Type every record exactly as it appears.

--- start of PROVIDED RECORDS ---

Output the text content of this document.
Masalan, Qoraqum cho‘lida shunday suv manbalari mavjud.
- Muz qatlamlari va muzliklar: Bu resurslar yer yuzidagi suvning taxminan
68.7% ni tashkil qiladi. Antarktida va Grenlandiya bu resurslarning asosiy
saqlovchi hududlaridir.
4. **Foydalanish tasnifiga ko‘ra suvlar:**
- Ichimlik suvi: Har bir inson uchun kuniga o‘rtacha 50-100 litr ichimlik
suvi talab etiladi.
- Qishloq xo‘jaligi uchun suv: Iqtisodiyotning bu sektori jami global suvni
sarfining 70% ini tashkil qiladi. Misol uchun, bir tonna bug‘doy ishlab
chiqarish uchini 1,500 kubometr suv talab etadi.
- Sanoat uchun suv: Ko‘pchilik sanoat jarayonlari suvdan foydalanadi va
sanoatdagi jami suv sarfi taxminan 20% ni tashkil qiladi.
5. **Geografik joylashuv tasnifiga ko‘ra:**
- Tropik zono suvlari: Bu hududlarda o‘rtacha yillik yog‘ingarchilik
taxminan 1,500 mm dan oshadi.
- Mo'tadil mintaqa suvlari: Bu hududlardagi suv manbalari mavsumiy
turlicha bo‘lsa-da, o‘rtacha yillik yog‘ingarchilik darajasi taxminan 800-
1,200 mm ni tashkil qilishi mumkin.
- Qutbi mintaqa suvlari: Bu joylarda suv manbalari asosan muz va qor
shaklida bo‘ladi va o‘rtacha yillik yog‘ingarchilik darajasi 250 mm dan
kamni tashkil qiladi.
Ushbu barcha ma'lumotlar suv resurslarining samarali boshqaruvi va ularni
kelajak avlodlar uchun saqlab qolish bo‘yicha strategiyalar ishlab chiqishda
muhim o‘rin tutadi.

--- end of PROVIDED RECORDS ---

- WRITTEN ANSWER -
Output the text content of this document.
Masalan, Qoraqum cho‘lida shunday suv manbalari mavjud.
- Muz qatlamlari va muzliklar: Bu resurslar yer yuzidagi suvning taxminan
68.7% ni tashkil qiladi. Antarktida va Grenlandiya bu resurslarning asosiy
saqlovchi hududlaridir.
4. **Foydalanish tasnifiga ko‘ra suvlar:**
- Ichimlik suvi: Har bir inson uchun kuniga o‘rtacha 50-100 litr ichimlik
suvi talab etiladi.
- Qishloq xo‘jaligi uchun suv: Iqtisodiyotning bu sektori jami global suvni
sarfining 70% ini tashkil qiladi. Misol uchun, bir tonna bug‘doy ishlab
chiqarish uchini 1,500 kubometr suv talab etadi.
- Sanoat uchun suv: Ko‘pchilik sanoat jarayonlari suvdan foydalanadi va
sanoatdagi jami suv sarfi taxminan 20% ni tashkil qiladi.
5. **Geografik joylashuv tasnifiga ko‘ra:**
- Tropik zono suvlari: Bu hududlarda o‘rtacha yillik yog‘ingarchilik
taxminan 1,500 mm dan oshadi.
- Mo'tadil mintaqa suvlari: Bu hududlardagi suv manbalari mavsumiy
turlicha bo‘lsa-da, o‘rtacha yillik yog‘ingarchilik darajasi taxminan 800-
1,200 mm ni tashkil qilishi mumkin.
- Qutbi mintaqa suvlari: Bu joylarda suv manbalari asosan muz va qor
shaklida bo‘ladi va o‘rtacha yillik yog‘ingarchilik darajasi 250 mm dan
kamni tashkil qiladi.
Ushbu barcha ma'lumotlar suv resurslarining samarali boshqaruvi va ularni
kelajak avlodlar uchun saqlab qolish bo‘yicha strategiyalar ishlab chiqishda
muhim o‘rin tutadi.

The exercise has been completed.